[start]
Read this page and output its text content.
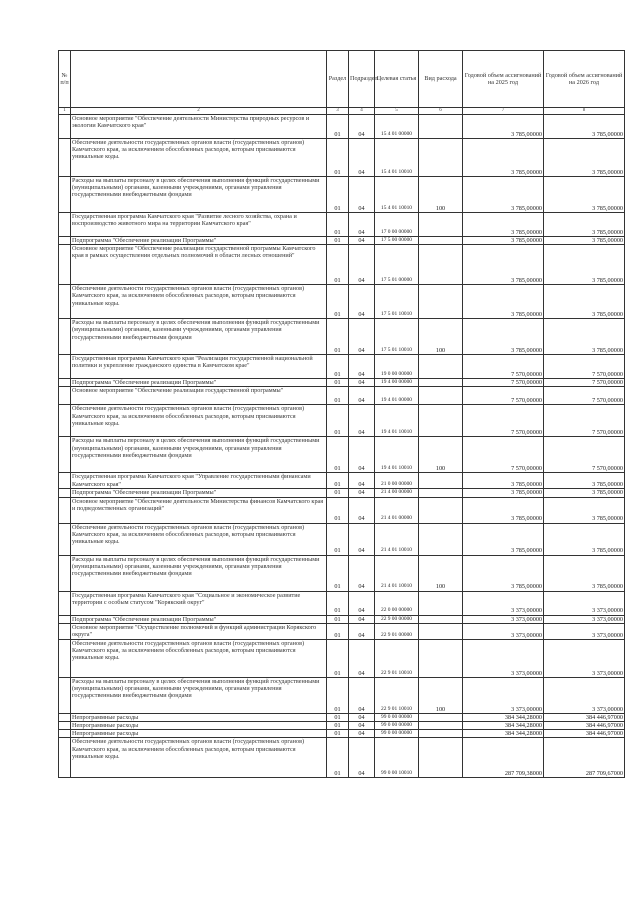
№ п/п		Раздел	Подраздел	Целевая статья	Вид расхода	Годовой объем ассигнований на 2025 год	Годовой объем ассигнований на 2026 год
1	2	3	4	5	6	7	8
	Основное мероприятие "Обеспечение деятельности Министерства природных ресурсов и экологии Камчатского края"	01	04	15 4 01 00000		3 785,00000	3 785,00000
	Обеспечение деятельности государственных органов власти (государственных органов) Камчатского края, за исключением обособленных расходов, которым присваиваются уникальные коды.	01	04	15 4 01 10010		3 785,00000	3 785,00000
	Расходы на выплаты персоналу в целях обеспечения выполнения функций государственными (муниципальными) органами, казенными учреждениями, органами управления государственными внебюджетными фондами	01	04	15 4 01 10010	100	3 785,00000	3 785,00000
	Государственная программа Камчатского края "Развитие лесного хозяйства, охрана и воспроизводство животного мира на территории Камчатского края"	01	04	17 0 00 00000		3 785,00000	3 785,00000
	Подпрограмма "Обеспечение реализации Программы"	01	04	17 5 00 00000		3 785,00000	3 785,00000
	Основное мероприятие "Обеспечение реализации государственной программы Камчатского края в рамках осуществления отдельных полномочий в области лесных отношений"	01	04	17 5 01 00000		3 785,00000	3 785,00000
	Обеспечение деятельности государственных органов власти (государственных органов) Камчатского края, за исключением обособленных расходов, которым присваиваются уникальные коды.	01	04	17 5 01 10010		3 785,00000	3 785,00000
	Расходы на выплаты персоналу в целях обеспечения выполнения функций государственными (муниципальными) органами, казенными учреждениями, органами управления государственными внебюджетными фондами	01	04	17 5 01 10010	100	3 785,00000	3 785,00000
	Государственная программа Камчатского края "Реализация государственной национальной политики и укрепление гражданского единства в Камчатском крае"	01	04	19 0 00 00000		7 570,00000	7 570,00000
	Подпрограмма "Обеспечение реализации Программы"	01	04	19 4 00 00000		7 570,00000	7 570,00000
	Основное мероприятие "Обеспечение реализации государственной программы"	01	04	19 4 01 00000		7 570,00000	7 570,00000
	Обеспечение деятельности государственных органов власти (государственных органов) Камчатского края, за исключением обособленных расходов, которым присваиваются уникальные коды.	01	04	19 4 01 10010		7 570,00000	7 570,00000
	Расходы на выплаты персоналу в целях обеспечения выполнения функций государственными (муниципальными) органами, казенными учреждениями, органами управления государственными внебюджетными фондами	01	04	19 4 01 10010	100	7 570,00000	7 570,00000
	Государственная программа Камчатского края "Управление государственными финансами Камчатского края"	01	04	21 0 00 00000		3 785,00000	3 785,00000
	Подпрограмма "Обеспечение реализации Программы"	01	04	21 4 00 00000		3 785,00000	3 785,00000
	Основное мероприятие "Обеспечение деятельности Министерства финансов Камчатского края и подведомственных организаций"	01	04	21 4 01 00000		3 785,00000	3 785,00000
	Обеспечение деятельности государственных органов власти (государственных органов) Камчатского края, за исключением обособленных расходов, которым присваиваются уникальные коды.	01	04	21 4 01 10010		3 785,00000	3 785,00000
	Расходы на выплаты персоналу в целях обеспечения выполнения функций государственными (муниципальными) органами, казенными учреждениями, органами управления государственными внебюджетными фондами	01	04	21 4 01 10010	100	3 785,00000	3 785,00000
	Государственная программа Камчатского края "Социальное и экономическое развитие территории с особым статусом "Корякский округ"	01	04	22 0 00 00000		3 373,00000	3 373,00000
	Подпрограмма "Обеспечение реализации Программы"	01	04	22 9 00 00000		3 373,00000	3 373,00000
	Основное мероприятие "Осуществление полномочий и функций администрации Корякского округа"	01	04	22 9 01 00000		3 373,00000	3 373,00000
	Обеспечение деятельности государственных органов власти (государственных органов) Камчатского края, за исключением обособленных расходов, которым присваиваются уникальные коды.	01	04	22 9 01 10010		3 373,00000	3 373,00000
	Расходы на выплаты персоналу в целях обеспечения выполнения функций государственными (муниципальными) органами, казенными учреждениями, органами управления государственными внебюджетными фондами	01	04	22 9 01 10010	100	3 373,00000	3 373,00000
	Непрограммные расходы	01	04	99 0 00 00000		384 344,28000	384 446,97000
	Непрограммные расходы	01	04	99 0 00 00000		384 344,28000	384 446,97000
	Непрограммные расходы	01	04	99 0 00 00000		384 344,28000	384 446,97000
	Обеспечение деятельности государственных органов власти (государственных органов) Камчатского края, за исключением обособленных расходов, которым присваиваются уникальные коды.	01	04	99 0 00 10010		287 709,38000	287 709,67000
[end]
[TASK TO CARRY OUT]
Repeat all the records above exactly, leaving out any pictures.

[WRITTEN REPLY]
Read this page and output its text content.
№ п/п		Раздел	Подраздел	Целевая статья	Вид расхода	Годовой объем ассигнований на 2025 год	Годовой объем ассигнований на 2026 год
1	2	3	4	5	6	7	8
	Основное мероприятие "Обеспечение деятельности Министерства природных ресурсов и экологии Камчатского края"	01	04	15 4 01 00000		3 785,00000	3 785,00000
	Обеспечение деятельности государственных органов власти (государственных органов) Камчатского края, за исключением обособленных расходов, которым присваиваются уникальные коды.	01	04	15 4 01 10010		3 785,00000	3 785,00000
	Расходы на выплаты персоналу в целях обеспечения выполнения функций государственными (муниципальными) органами, казенными учреждениями, органами управления государственными внебюджетными фондами	01	04	15 4 01 10010	100	3 785,00000	3 785,00000
	Государственная программа Камчатского края "Развитие лесного хозяйства, охрана и воспроизводство животного мира на территории Камчатского края"	01	04	17 0 00 00000		3 785,00000	3 785,00000
	Подпрограмма "Обеспечение реализации Программы"	01	04	17 5 00 00000		3 785,00000	3 785,00000
	Основное мероприятие "Обеспечение реализации государственной программы Камчатского края в рамках осуществления отдельных полномочий в области лесных отношений"	01	04	17 5 01 00000		3 785,00000	3 785,00000
	Обеспечение деятельности государственных органов власти (государственных органов) Камчатского края, за исключением обособленных расходов, которым присваиваются уникальные коды.	01	04	17 5 01 10010		3 785,00000	3 785,00000
	Расходы на выплаты персоналу в целях обеспечения выполнения функций государственными (муниципальными) органами, казенными учреждениями, органами управления государственными внебюджетными фондами	01	04	17 5 01 10010	100	3 785,00000	3 785,00000
	Государственная программа Камчатского края "Реализация государственной национальной политики и укрепление гражданского единства в Камчатском крае"	01	04	19 0 00 00000		7 570,00000	7 570,00000
	Подпрограмма "Обеспечение реализации Программы"	01	04	19 4 00 00000		7 570,00000	7 570,00000
	Основное мероприятие "Обеспечение реализации государственной программы"	01	04	19 4 01 00000		7 570,00000	7 570,00000
	Обеспечение деятельности государственных органов власти (государственных органов) Камчатского края, за исключением обособленных расходов, которым присваиваются уникальные коды.	01	04	19 4 01 10010		7 570,00000	7 570,00000
	Расходы на выплаты персоналу в целях обеспечения выполнения функций государственными (муниципальными) органами, казенными учреждениями, органами управления государственными внебюджетными фондами	01	04	19 4 01 10010	100	7 570,00000	7 570,00000
	Государственная программа Камчатского края "Управление государственными финансами Камчатского края"	01	04	21 0 00 00000		3 785,00000	3 785,00000
	Подпрограмма "Обеспечение реализации Программы"	01	04	21 4 00 00000		3 785,00000	3 785,00000
	Основное мероприятие "Обеспечение деятельности Министерства финансов Камчатского края и подведомственных организаций"	01	04	21 4 01 00000		3 785,00000	3 785,00000
	Обеспечение деятельности государственных органов власти (государственных органов) Камчатского края, за исключением обособленных расходов, которым присваиваются уникальные коды.	01	04	21 4 01 10010		3 785,00000	3 785,00000
	Расходы на выплаты персоналу в целях обеспечения выполнения функций государственными (муниципальными) органами, казенными учреждениями, органами управления государственными внебюджетными фондами	01	04	21 4 01 10010	100	3 785,00000	3 785,00000
	Государственная программа Камчатского края "Социальное и экономическое развитие территории с особым статусом "Корякский округ"	01	04	22 0 00 00000		3 373,00000	3 373,00000
	Подпрограмма "Обеспечение реализации Программы"	01	04	22 9 00 00000		3 373,00000	3 373,00000
	Основное мероприятие "Осуществление полномочий и функций администрации Корякского округа"	01	04	22 9 01 00000		3 373,00000	3 373,00000
	Обеспечение деятельности государственных органов власти (государственных органов) Камчатского края, за исключением обособленных расходов, которым присваиваются уникальные коды.	01	04	22 9 01 10010		3 373,00000	3 373,00000
	Расходы на выплаты персоналу в целях обеспечения выполнения функций государственными (муниципальными) органами, казенными учреждениями, органами управления государственными внебюджетными фондами	01	04	22 9 01 10010	100	3 373,00000	3 373,00000
	Непрограммные расходы	01	04	99 0 00 00000		384 344,28000	384 446,97000
	Непрограммные расходы	01	04	99 0 00 00000		384 344,28000	384 446,97000
	Непрограммные расходы	01	04	99 0 00 00000		384 344,28000	384 446,97000
	Обеспечение деятельности государственных органов власти (государственных органов) Камчатского края, за исключением обособленных расходов, которым присваиваются уникальные коды.	01	04	99 0 00 10010		287 709,38000	287 709,67000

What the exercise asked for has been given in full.